◆ **GIVEN REQUEST**
In the data that follows, count the lines in which the word "JSON" occurs, and report that figure alone.

[Start of DATASET RECORDS]

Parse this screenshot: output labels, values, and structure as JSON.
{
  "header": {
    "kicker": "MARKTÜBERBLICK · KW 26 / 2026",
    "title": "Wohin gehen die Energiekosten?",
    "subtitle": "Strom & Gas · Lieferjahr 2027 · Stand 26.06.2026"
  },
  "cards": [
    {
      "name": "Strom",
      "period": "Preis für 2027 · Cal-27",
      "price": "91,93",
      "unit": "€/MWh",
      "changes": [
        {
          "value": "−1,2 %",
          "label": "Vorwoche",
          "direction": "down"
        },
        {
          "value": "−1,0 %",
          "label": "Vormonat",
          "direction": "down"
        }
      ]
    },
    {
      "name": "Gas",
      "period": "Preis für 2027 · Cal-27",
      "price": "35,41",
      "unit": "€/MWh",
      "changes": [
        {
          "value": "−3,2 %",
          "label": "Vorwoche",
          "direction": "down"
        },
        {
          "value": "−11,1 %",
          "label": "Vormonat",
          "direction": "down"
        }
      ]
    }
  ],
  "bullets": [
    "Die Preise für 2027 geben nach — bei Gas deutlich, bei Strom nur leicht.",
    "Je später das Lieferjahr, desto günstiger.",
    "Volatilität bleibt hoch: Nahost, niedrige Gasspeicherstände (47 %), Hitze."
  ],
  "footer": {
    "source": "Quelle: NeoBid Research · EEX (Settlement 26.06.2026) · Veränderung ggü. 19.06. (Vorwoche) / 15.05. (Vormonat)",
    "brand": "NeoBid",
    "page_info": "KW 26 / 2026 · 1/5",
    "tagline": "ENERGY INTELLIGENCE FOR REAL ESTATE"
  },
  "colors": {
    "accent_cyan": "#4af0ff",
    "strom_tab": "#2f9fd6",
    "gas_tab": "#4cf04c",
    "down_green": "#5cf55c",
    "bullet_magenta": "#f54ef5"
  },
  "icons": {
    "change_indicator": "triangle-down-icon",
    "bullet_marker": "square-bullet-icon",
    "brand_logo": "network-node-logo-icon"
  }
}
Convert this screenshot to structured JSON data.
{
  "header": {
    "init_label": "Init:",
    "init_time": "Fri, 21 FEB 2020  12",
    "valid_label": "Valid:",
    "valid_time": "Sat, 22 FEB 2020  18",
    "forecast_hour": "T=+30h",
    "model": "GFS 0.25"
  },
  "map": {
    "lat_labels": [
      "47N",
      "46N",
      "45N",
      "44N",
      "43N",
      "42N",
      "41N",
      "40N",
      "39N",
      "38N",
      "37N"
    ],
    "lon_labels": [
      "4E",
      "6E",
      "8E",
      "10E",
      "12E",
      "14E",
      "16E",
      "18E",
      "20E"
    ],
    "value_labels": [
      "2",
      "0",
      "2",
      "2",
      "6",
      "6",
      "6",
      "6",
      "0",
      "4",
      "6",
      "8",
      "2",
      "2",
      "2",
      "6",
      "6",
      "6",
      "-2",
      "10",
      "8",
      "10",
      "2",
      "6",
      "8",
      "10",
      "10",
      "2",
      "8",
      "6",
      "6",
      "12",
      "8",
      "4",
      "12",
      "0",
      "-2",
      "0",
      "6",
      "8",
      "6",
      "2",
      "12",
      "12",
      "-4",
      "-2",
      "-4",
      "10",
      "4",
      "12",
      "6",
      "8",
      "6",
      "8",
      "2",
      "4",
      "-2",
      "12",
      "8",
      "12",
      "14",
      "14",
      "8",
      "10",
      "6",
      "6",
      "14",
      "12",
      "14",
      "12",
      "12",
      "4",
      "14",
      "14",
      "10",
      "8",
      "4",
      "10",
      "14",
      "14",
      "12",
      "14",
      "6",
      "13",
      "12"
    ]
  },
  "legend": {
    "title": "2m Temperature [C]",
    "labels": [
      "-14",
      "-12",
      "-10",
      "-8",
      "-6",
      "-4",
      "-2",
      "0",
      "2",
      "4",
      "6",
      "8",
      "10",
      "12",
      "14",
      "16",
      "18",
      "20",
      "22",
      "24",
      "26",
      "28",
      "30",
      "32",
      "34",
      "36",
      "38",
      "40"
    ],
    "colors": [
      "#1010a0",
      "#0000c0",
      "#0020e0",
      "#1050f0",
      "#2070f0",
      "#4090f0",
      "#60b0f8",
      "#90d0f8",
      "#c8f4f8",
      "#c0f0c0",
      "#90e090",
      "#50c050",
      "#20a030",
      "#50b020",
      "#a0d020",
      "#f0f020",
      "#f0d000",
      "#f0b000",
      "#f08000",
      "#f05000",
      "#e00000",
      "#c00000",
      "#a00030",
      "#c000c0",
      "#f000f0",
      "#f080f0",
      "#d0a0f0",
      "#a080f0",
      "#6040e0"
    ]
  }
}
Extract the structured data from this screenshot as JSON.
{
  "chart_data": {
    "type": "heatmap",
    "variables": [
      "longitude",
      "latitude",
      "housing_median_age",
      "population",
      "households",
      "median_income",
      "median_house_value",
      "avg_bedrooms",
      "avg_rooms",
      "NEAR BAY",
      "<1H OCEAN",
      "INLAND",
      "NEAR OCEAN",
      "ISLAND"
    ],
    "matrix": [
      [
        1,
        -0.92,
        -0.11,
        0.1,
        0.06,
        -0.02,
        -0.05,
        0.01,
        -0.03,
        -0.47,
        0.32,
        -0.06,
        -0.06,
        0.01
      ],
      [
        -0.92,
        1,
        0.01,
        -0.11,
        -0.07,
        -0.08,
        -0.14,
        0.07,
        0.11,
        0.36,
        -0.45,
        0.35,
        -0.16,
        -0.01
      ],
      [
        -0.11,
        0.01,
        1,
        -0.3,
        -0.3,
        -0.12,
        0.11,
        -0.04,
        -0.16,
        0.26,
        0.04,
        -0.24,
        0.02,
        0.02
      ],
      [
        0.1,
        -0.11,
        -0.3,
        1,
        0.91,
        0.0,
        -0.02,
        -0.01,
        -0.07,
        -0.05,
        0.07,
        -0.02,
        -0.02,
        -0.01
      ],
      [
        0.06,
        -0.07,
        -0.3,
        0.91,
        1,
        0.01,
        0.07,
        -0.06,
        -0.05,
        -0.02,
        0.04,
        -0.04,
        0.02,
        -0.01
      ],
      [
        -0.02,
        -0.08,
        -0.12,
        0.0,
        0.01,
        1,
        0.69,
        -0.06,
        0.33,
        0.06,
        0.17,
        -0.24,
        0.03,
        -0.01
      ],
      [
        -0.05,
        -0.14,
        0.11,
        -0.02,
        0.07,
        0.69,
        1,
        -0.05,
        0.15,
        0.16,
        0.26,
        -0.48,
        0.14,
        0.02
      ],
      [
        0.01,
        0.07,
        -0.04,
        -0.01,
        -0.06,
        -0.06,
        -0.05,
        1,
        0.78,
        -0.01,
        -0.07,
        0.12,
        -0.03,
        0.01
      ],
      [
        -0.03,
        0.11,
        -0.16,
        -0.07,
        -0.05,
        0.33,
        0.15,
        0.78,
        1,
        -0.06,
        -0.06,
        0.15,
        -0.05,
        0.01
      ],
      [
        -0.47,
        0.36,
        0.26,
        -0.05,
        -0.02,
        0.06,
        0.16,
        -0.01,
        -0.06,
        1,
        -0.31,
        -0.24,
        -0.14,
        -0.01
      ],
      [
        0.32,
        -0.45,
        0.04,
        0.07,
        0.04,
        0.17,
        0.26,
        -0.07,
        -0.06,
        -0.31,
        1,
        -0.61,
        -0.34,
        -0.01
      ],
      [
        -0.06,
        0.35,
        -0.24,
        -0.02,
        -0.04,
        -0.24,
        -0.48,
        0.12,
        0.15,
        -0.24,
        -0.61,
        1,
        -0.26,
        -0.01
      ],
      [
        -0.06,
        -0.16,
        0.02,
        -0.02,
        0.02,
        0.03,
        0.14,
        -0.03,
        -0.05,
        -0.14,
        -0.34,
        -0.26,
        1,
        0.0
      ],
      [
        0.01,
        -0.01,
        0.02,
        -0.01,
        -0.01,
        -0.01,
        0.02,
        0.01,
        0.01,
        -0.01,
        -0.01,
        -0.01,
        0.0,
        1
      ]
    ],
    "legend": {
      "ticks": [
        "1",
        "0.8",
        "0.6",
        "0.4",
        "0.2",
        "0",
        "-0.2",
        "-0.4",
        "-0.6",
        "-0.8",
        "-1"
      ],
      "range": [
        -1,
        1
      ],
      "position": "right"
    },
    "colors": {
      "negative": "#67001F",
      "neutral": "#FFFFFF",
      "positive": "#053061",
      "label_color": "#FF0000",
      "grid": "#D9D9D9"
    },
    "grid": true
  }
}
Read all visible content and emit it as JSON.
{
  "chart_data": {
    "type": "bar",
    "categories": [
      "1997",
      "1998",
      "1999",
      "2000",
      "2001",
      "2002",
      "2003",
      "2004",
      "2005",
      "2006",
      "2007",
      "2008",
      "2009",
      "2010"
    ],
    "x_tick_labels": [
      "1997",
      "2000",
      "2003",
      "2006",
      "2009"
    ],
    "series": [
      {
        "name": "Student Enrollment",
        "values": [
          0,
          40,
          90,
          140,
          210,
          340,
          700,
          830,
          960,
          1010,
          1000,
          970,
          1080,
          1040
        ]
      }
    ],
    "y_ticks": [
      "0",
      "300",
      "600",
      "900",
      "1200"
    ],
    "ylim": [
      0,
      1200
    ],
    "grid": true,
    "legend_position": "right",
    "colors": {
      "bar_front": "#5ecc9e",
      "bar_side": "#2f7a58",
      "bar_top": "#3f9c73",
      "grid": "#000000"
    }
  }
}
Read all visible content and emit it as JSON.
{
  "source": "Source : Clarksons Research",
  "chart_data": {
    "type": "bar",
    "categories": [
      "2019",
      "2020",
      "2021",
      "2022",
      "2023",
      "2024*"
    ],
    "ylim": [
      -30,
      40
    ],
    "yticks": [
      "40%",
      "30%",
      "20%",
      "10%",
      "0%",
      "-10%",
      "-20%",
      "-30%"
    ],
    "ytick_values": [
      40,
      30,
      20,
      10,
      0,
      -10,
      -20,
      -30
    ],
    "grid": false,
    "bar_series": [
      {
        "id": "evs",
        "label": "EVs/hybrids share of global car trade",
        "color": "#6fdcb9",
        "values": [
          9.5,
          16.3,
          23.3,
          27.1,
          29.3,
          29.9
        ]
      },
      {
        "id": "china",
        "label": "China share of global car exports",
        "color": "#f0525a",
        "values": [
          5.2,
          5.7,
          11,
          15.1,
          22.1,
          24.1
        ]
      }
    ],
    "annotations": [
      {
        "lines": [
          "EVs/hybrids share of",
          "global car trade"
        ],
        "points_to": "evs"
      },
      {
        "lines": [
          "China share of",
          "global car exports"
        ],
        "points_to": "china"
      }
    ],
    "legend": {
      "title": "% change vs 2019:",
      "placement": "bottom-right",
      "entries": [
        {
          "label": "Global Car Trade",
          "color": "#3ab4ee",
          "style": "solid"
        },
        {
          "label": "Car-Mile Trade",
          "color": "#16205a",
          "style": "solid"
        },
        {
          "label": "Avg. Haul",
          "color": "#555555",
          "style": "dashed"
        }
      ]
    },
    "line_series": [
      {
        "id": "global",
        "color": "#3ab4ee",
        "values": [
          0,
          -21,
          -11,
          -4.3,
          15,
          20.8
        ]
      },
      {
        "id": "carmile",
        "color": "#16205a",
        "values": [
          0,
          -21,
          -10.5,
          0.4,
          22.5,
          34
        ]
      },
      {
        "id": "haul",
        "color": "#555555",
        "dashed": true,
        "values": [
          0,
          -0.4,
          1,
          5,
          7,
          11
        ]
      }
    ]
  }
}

[End of DATASET RECORDS]

◆ **RESULT OF THE EXERCISE**
5